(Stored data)
.....
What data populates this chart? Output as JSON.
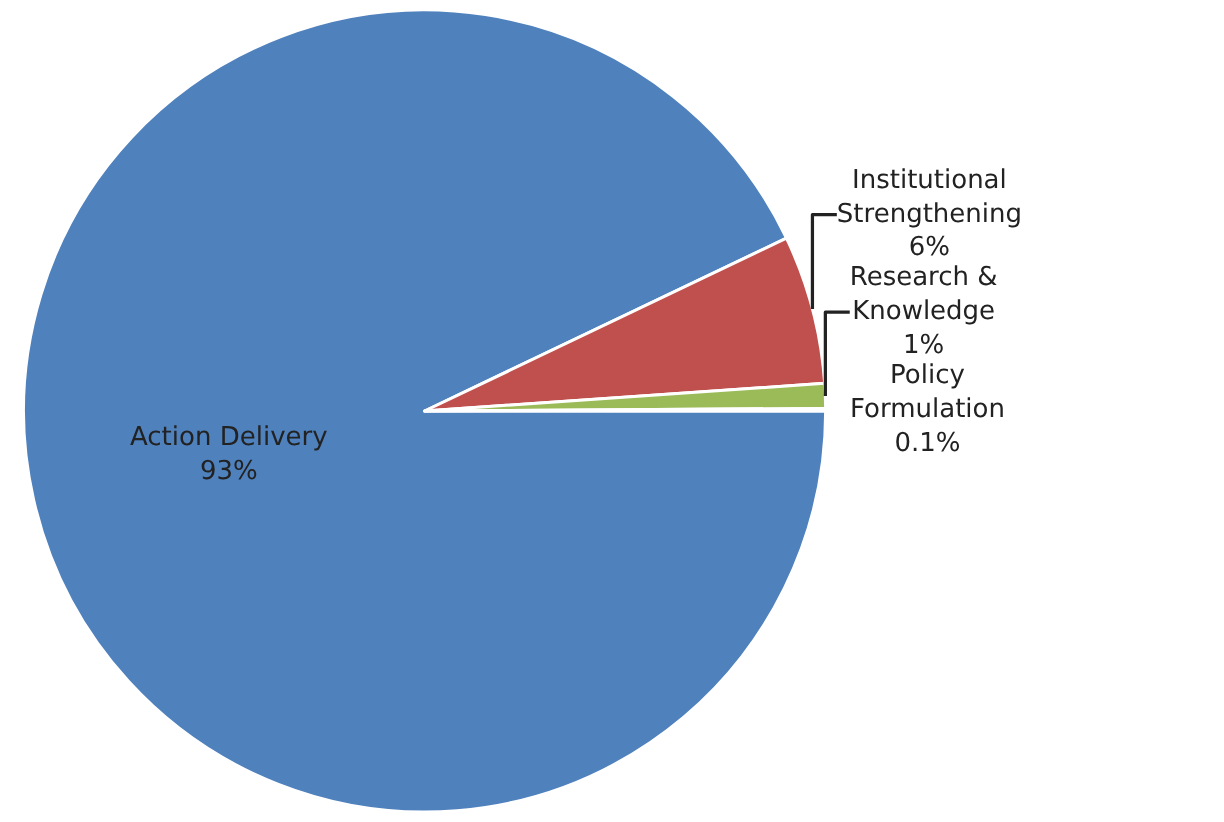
{
  "chart_data": {
    "type": "pie",
    "categories": [
      "Action Delivery",
      "Institutional Strengthening",
      "Research & Knowledge",
      "Policy Formulation"
    ],
    "values": [
      93,
      6,
      1,
      0.1
    ],
    "value_labels": [
      "93%",
      "6%",
      "1%",
      "0.1%"
    ],
    "colors": [
      "#4f81bd",
      "#c0504d",
      "#9bbb59",
      "#8064a2"
    ],
    "legend": false
  }
}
.....
__DIRECTIONS__
Set down the material above as is, without any pictures.

__EXPECTED OUTPUT__
What data populates this chart? Output as JSON.
{
  "chart_data": {
    "type": "pie",
    "categories": [
      "Action Delivery",
      "Institutional Strengthening",
      "Research & Knowledge",
      "Policy Formulation"
    ],
    "values": [
      93,
      6,
      1,
      0.1
    ],
    "value_labels": [
      "93%",
      "6%",
      "1%",
      "0.1%"
    ],
    "colors": [
      "#4f81bd",
      "#c0504d",
      "#9bbb59",
      "#8064a2"
    ],
    "legend": false
  }
}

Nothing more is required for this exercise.